[Part of a data file]
-- start --

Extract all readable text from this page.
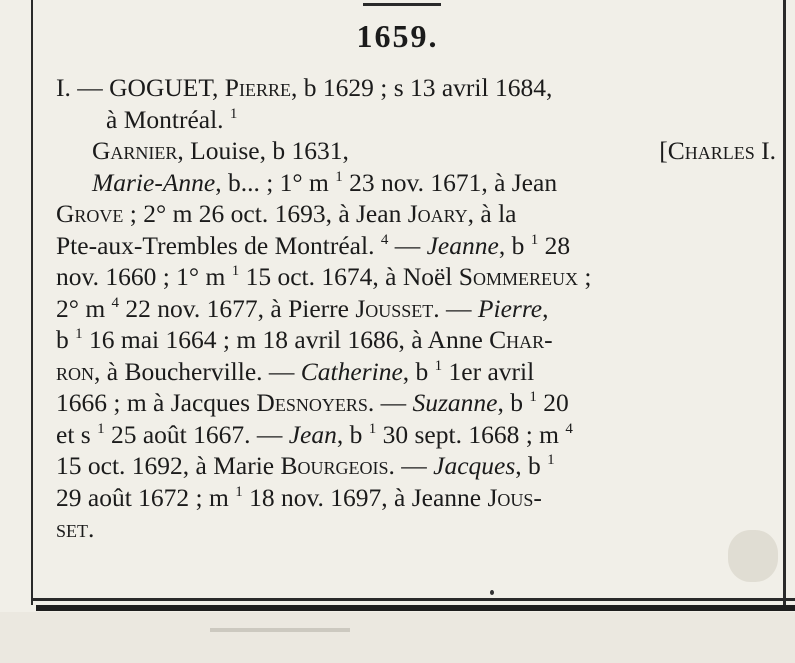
1659.
I. — GOGUET, Pierre, b 1629 ; s 13 avril 1684,
à Montréal. $^1$
Garnier, Louise, b 1631,	[Charles I.
Marie-Anne, b... ; 1° m $^1$ 23 nov. 1671, à Jean
Grove ; 2° m 26 oct. 1693, à Jean Joary, à la
Pte-aux-Trembles de Montréal. $^4$ — Jeanne, b $^1$ 28
nov. 1660 ; 1° m $^1$ 15 oct. 1674, à Noël Sommereux ;
2° m $^4$ 22 nov. 1677, à Pierre Jousset. — Pierre,
b $^1$ 16 mai 1664 ; m 18 avril 1686, à Anne Char-
ron, à Boucherville. — Catherine, b $^1$ 1er avril
1666 ; m à Jacques Desnoyers. — Suzanne, b $^1$ 20
et s $^1$ 25 août 1667. — Jean, b $^1$ 30 sept. 1668 ; m $^4$
15 oct. 1692, à Marie Bourgeois. — Jacques, b $^1$
29 août 1672 ; m $^1$ 18 nov. 1697, à Jeanne Jous-
set.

-- end --

• Problem to solve
Gather all the lines that include the word "avril" and copy them out.

• Expected output
I. — GOGUET, Pierre, b 1629 ; s 13 avril 1684,
b $^1$ 16 mai 1664 ; m 18 avril 1686, à Anne Char-
ron, à Boucherville. — Catherine, b $^1$ 1er avril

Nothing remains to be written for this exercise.